Data items
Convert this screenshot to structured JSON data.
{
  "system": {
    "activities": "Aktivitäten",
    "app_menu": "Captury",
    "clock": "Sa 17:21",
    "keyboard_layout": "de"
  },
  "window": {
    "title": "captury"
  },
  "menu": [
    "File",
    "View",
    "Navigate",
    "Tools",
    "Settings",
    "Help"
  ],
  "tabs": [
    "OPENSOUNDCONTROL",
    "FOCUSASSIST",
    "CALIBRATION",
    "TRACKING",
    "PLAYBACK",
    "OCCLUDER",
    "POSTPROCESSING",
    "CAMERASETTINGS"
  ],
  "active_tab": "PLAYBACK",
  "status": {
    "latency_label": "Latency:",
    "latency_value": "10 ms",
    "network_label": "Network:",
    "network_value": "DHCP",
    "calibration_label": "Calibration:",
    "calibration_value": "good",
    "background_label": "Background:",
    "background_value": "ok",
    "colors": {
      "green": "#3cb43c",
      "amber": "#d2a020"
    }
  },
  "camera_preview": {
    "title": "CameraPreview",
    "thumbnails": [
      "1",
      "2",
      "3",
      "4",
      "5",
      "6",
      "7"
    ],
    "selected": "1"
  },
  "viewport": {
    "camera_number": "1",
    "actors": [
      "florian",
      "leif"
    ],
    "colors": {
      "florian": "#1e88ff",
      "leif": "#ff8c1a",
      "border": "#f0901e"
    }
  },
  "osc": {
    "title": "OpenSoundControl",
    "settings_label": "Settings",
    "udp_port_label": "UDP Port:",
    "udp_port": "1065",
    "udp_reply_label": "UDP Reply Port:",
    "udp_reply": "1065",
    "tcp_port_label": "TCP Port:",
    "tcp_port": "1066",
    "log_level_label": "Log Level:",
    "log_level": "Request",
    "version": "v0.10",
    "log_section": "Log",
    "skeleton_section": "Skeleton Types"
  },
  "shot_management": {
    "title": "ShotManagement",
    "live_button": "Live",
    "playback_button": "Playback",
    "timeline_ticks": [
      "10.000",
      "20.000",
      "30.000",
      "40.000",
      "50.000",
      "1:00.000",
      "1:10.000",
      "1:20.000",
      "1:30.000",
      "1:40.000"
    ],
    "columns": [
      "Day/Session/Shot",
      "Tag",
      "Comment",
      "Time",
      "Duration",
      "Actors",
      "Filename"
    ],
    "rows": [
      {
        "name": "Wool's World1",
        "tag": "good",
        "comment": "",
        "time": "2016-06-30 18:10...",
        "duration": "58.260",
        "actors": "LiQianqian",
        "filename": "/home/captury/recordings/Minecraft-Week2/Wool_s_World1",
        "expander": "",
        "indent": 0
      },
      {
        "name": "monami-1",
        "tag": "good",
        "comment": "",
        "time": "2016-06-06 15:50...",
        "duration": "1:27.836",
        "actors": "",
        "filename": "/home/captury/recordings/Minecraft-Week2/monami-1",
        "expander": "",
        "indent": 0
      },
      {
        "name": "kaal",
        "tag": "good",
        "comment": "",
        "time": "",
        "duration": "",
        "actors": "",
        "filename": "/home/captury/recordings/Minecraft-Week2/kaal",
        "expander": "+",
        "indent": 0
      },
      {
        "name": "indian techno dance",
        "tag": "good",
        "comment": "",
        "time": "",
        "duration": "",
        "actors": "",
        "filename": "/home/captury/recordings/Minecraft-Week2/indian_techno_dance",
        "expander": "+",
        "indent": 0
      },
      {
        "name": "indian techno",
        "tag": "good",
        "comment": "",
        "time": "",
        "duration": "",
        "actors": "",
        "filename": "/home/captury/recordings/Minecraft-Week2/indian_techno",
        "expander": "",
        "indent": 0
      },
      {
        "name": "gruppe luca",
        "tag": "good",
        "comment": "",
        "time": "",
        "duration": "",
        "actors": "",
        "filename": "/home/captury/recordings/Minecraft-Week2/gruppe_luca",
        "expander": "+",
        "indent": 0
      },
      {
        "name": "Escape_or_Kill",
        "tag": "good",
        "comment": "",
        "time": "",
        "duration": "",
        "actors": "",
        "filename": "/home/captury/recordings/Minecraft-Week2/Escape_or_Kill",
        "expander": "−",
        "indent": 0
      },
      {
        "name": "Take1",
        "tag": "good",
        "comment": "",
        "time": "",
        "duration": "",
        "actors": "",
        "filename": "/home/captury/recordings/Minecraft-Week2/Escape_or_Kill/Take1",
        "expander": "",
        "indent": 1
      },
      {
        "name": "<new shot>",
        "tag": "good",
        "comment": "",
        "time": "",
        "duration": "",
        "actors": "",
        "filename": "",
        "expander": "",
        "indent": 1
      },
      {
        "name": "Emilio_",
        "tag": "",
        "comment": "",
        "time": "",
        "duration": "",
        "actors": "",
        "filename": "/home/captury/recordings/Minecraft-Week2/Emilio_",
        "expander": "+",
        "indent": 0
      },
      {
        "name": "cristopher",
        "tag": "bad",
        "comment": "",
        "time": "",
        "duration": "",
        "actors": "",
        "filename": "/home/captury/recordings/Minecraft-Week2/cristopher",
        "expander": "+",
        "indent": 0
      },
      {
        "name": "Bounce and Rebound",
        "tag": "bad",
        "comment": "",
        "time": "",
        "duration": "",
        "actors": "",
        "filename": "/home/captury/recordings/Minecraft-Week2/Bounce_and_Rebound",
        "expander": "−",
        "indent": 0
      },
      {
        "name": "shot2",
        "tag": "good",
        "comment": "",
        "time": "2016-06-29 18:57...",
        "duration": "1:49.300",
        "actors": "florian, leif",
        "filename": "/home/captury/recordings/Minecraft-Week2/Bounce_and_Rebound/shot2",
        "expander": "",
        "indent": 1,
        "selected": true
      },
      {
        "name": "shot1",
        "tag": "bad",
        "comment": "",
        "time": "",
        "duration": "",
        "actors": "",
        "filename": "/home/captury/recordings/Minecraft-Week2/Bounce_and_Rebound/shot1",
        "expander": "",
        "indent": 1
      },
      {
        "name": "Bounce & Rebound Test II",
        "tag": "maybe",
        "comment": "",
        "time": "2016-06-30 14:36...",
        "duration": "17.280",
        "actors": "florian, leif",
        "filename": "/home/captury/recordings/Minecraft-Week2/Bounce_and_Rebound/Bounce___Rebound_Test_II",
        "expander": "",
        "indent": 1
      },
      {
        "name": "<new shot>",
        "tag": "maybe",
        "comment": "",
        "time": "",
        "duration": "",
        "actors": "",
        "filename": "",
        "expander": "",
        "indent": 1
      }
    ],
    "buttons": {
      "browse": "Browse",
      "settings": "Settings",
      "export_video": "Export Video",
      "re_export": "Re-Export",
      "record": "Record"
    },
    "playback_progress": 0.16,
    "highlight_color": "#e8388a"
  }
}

The request
Using the exact wording, write out all of the records.

Final answer
Convert this screenshot to structured JSON data.
{
  "system": {
    "activities": "Aktivitäten",
    "app_menu": "Captury",
    "clock": "Sa 17:21",
    "keyboard_layout": "de"
  },
  "window": {
    "title": "captury"
  },
  "menu": [
    "File",
    "View",
    "Navigate",
    "Tools",
    "Settings",
    "Help"
  ],
  "tabs": [
    "OPENSOUNDCONTROL",
    "FOCUSASSIST",
    "CALIBRATION",
    "TRACKING",
    "PLAYBACK",
    "OCCLUDER",
    "POSTPROCESSING",
    "CAMERASETTINGS"
  ],
  "active_tab": "PLAYBACK",
  "status": {
    "latency_label": "Latency:",
    "latency_value": "10 ms",
    "network_label": "Network:",
    "network_value": "DHCP",
    "calibration_label": "Calibration:",
    "calibration_value": "good",
    "background_label": "Background:",
    "background_value": "ok",
    "colors": {
      "green": "#3cb43c",
      "amber": "#d2a020"
    }
  },
  "camera_preview": {
    "title": "CameraPreview",
    "thumbnails": [
      "1",
      "2",
      "3",
      "4",
      "5",
      "6",
      "7"
    ],
    "selected": "1"
  },
  "viewport": {
    "camera_number": "1",
    "actors": [
      "florian",
      "leif"
    ],
    "colors": {
      "florian": "#1e88ff",
      "leif": "#ff8c1a",
      "border": "#f0901e"
    }
  },
  "osc": {
    "title": "OpenSoundControl",
    "settings_label": "Settings",
    "udp_port_label": "UDP Port:",
    "udp_port": "1065",
    "udp_reply_label": "UDP Reply Port:",
    "udp_reply": "1065",
    "tcp_port_label": "TCP Port:",
    "tcp_port": "1066",
    "log_level_label": "Log Level:",
    "log_level": "Request",
    "version": "v0.10",
    "log_section": "Log",
    "skeleton_section": "Skeleton Types"
  },
  "shot_management": {
    "title": "ShotManagement",
    "live_button": "Live",
    "playback_button": "Playback",
    "timeline_ticks": [
      "10.000",
      "20.000",
      "30.000",
      "40.000",
      "50.000",
      "1:00.000",
      "1:10.000",
      "1:20.000",
      "1:30.000",
      "1:40.000"
    ],
    "columns": [
      "Day/Session/Shot",
      "Tag",
      "Comment",
      "Time",
      "Duration",
      "Actors",
      "Filename"
    ],
    "rows": [
      {
        "name": "Wool's World1",
        "tag": "good",
        "comment": "",
        "time": "2016-06-30 18:10...",
        "duration": "58.260",
        "actors": "LiQianqian",
        "filename": "/home/captury/recordings/Minecraft-Week2/Wool_s_World1",
        "expander": "",
        "indent": 0
      },
      {
        "name": "monami-1",
        "tag": "good",
        "comment": "",
        "time": "2016-06-06 15:50...",
        "duration": "1:27.836",
        "actors": "",
        "filename": "/home/captury/recordings/Minecraft-Week2/monami-1",
        "expander": "",
        "indent": 0
      },
      {
        "name": "kaal",
        "tag": "good",
        "comment": "",
        "time": "",
        "duration": "",
        "actors": "",
        "filename": "/home/captury/recordings/Minecraft-Week2/kaal",
        "expander": "+",
        "indent": 0
      },
      {
        "name": "indian techno dance",
        "tag": "good",
        "comment": "",
        "time": "",
        "duration": "",
        "actors": "",
        "filename": "/home/captury/recordings/Minecraft-Week2/indian_techno_dance",
        "expander": "+",
        "indent": 0
      },
      {
        "name": "indian techno",
        "tag": "good",
        "comment": "",
        "time": "",
        "duration": "",
        "actors": "",
        "filename": "/home/captury/recordings/Minecraft-Week2/indian_techno",
        "expander": "",
        "indent": 0
      },
      {
        "name": "gruppe luca",
        "tag": "good",
        "comment": "",
        "time": "",
        "duration": "",
        "actors": "",
        "filename": "/home/captury/recordings/Minecraft-Week2/gruppe_luca",
        "expander": "+",
        "indent": 0
      },
      {
        "name": "Escape_or_Kill",
        "tag": "good",
        "comment": "",
        "time": "",
        "duration": "",
        "actors": "",
        "filename": "/home/captury/recordings/Minecraft-Week2/Escape_or_Kill",
        "expander": "−",
        "indent": 0
      },
      {
        "name": "Take1",
        "tag": "good",
        "comment": "",
        "time": "",
        "duration": "",
        "actors": "",
        "filename": "/home/captury/recordings/Minecraft-Week2/Escape_or_Kill/Take1",
        "expander": "",
        "indent": 1
      },
      {
        "name": "<new shot>",
        "tag": "good",
        "comment": "",
        "time": "",
        "duration": "",
        "actors": "",
        "filename": "",
        "expander": "",
        "indent": 1
      },
      {
        "name": "Emilio_",
        "tag": "",
        "comment": "",
        "time": "",
        "duration": "",
        "actors": "",
        "filename": "/home/captury/recordings/Minecraft-Week2/Emilio_",
        "expander": "+",
        "indent": 0
      },
      {
        "name": "cristopher",
        "tag": "bad",
        "comment": "",
        "time": "",
        "duration": "",
        "actors": "",
        "filename": "/home/captury/recordings/Minecraft-Week2/cristopher",
        "expander": "+",
        "indent": 0
      },
      {
        "name": "Bounce and Rebound",
        "tag": "bad",
        "comment": "",
        "time": "",
        "duration": "",
        "actors": "",
        "filename": "/home/captury/recordings/Minecraft-Week2/Bounce_and_Rebound",
        "expander": "−",
        "indent": 0
      },
      {
        "name": "shot2",
        "tag": "good",
        "comment": "",
        "time": "2016-06-29 18:57...",
        "duration": "1:49.300",
        "actors": "florian, leif",
        "filename": "/home/captury/recordings/Minecraft-Week2/Bounce_and_Rebound/shot2",
        "expander": "",
        "indent": 1,
        "selected": true
      },
      {
        "name": "shot1",
        "tag": "bad",
        "comment": "",
        "time": "",
        "duration": "",
        "actors": "",
        "filename": "/home/captury/recordings/Minecraft-Week2/Bounce_and_Rebound/shot1",
        "expander": "",
        "indent": 1
      },
      {
        "name": "Bounce & Rebound Test II",
        "tag": "maybe",
        "comment": "",
        "time": "2016-06-30 14:36...",
        "duration": "17.280",
        "actors": "florian, leif",
        "filename": "/home/captury/recordings/Minecraft-Week2/Bounce_and_Rebound/Bounce___Rebound_Test_II",
        "expander": "",
        "indent": 1
      },
      {
        "name": "<new shot>",
        "tag": "maybe",
        "comment": "",
        "time": "",
        "duration": "",
        "actors": "",
        "filename": "",
        "expander": "",
        "indent": 1
      }
    ],
    "buttons": {
      "browse": "Browse",
      "settings": "Settings",
      "export_video": "Export Video",
      "re_export": "Re-Export",
      "record": "Record"
    },
    "playback_progress": 0.16,
    "highlight_color": "#e8388a"
  }
}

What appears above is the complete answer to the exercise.